*Task statement*. Are you able to retype all the records below exactly?

(Part of a data file)
>> start
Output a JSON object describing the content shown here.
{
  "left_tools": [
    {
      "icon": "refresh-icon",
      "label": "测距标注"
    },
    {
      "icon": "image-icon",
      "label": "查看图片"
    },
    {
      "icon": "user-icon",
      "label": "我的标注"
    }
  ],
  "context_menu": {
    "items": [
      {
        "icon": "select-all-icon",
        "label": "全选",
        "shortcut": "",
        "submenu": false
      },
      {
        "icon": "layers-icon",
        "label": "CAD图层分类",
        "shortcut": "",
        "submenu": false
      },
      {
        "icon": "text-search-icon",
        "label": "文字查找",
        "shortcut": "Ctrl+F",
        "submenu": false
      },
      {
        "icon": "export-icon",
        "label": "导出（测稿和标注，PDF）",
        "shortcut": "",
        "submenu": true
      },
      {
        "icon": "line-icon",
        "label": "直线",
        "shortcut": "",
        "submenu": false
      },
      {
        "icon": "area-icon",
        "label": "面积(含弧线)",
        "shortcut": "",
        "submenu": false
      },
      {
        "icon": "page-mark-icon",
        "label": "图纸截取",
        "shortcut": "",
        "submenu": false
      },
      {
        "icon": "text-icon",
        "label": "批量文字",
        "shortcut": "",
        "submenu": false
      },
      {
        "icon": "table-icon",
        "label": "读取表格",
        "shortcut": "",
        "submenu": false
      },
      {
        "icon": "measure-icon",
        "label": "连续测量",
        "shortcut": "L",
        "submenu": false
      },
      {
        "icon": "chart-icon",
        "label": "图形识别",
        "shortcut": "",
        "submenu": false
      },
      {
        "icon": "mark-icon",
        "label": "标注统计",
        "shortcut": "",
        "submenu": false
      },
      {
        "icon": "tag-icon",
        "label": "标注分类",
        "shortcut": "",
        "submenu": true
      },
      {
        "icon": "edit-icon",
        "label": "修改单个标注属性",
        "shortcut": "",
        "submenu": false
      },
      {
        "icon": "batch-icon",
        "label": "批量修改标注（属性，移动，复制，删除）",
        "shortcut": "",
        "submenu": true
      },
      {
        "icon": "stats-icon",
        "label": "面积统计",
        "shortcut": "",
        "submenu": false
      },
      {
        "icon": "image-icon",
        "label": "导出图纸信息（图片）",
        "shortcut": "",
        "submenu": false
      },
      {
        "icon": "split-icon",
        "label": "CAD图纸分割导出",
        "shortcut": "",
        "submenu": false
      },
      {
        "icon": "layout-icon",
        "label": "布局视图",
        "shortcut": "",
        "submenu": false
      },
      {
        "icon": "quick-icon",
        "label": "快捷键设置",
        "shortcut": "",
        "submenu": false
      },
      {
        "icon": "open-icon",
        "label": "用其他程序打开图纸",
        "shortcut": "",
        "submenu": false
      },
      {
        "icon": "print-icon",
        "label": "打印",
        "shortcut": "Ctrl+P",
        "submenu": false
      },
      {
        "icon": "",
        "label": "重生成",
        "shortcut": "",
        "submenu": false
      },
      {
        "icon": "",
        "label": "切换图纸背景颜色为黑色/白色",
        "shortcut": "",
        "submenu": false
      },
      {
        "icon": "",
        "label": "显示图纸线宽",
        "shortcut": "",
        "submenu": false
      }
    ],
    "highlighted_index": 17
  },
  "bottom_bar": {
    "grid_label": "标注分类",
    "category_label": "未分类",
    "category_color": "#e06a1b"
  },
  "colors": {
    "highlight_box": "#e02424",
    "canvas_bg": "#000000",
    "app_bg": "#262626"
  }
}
>> end
*Correct result*.
Output a JSON object describing the content shown here.
{
  "left_tools": [
    {
      "icon": "refresh-icon",
      "label": "测距标注"
    },
    {
      "icon": "image-icon",
      "label": "查看图片"
    },
    {
      "icon": "user-icon",
      "label": "我的标注"
    }
  ],
  "context_menu": {
    "items": [
      {
        "icon": "select-all-icon",
        "label": "全选",
        "shortcut": "",
        "submenu": false
      },
      {
        "icon": "layers-icon",
        "label": "CAD图层分类",
        "shortcut": "",
        "submenu": false
      },
      {
        "icon": "text-search-icon",
        "label": "文字查找",
        "shortcut": "Ctrl+F",
        "submenu": false
      },
      {
        "icon": "export-icon",
        "label": "导出（测稿和标注，PDF）",
        "shortcut": "",
        "submenu": true
      },
      {
        "icon": "line-icon",
        "label": "直线",
        "shortcut": "",
        "submenu": false
      },
      {
        "icon": "area-icon",
        "label": "面积(含弧线)",
        "shortcut": "",
        "submenu": false
      },
      {
        "icon": "page-mark-icon",
        "label": "图纸截取",
        "shortcut": "",
        "submenu": false
      },
      {
        "icon": "text-icon",
        "label": "批量文字",
        "shortcut": "",
        "submenu": false
      },
      {
        "icon": "table-icon",
        "label": "读取表格",
        "shortcut": "",
        "submenu": false
      },
      {
        "icon": "measure-icon",
        "label": "连续测量",
        "shortcut": "L",
        "submenu": false
      },
      {
        "icon": "chart-icon",
        "label": "图形识别",
        "shortcut": "",
        "submenu": false
      },
      {
        "icon": "mark-icon",
        "label": "标注统计",
        "shortcut": "",
        "submenu": false
      },
      {
        "icon": "tag-icon",
        "label": "标注分类",
        "shortcut": "",
        "submenu": true
      },
      {
        "icon": "edit-icon",
        "label": "修改单个标注属性",
        "shortcut": "",
        "submenu": false
      },
      {
        "icon": "batch-icon",
        "label": "批量修改标注（属性，移动，复制，删除）",
        "shortcut": "",
        "submenu": true
      },
      {
        "icon": "stats-icon",
        "label": "面积统计",
        "shortcut": "",
        "submenu": false
      },
      {
        "icon": "image-icon",
        "label": "导出图纸信息（图片）",
        "shortcut": "",
        "submenu": false
      },
      {
        "icon": "split-icon",
        "label": "CAD图纸分割导出",
        "shortcut": "",
        "submenu": false
      },
      {
        "icon": "layout-icon",
        "label": "布局视图",
        "shortcut": "",
        "submenu": false
      },
      {
        "icon": "quick-icon",
        "label": "快捷键设置",
        "shortcut": "",
        "submenu": false
      },
      {
        "icon": "open-icon",
        "label": "用其他程序打开图纸",
        "shortcut": "",
        "submenu": false
      },
      {
        "icon": "print-icon",
        "label": "打印",
        "shortcut": "Ctrl+P",
        "submenu": false
      },
      {
        "icon": "",
        "label": "重生成",
        "shortcut": "",
        "submenu": false
      },
      {
        "icon": "",
        "label": "切换图纸背景颜色为黑色/白色",
        "shortcut": "",
        "submenu": false
      },
      {
        "icon": "",
        "label": "显示图纸线宽",
        "shortcut": "",
        "submenu": false
      }
    ],
    "highlighted_index": 17
  },
  "bottom_bar": {
    "grid_label": "标注分类",
    "category_label": "未分类",
    "category_color": "#e06a1b"
  },
  "colors": {
    "highlight_box": "#e02424",
    "canvas_bg": "#000000",
    "app_bg": "#262626"
  }
}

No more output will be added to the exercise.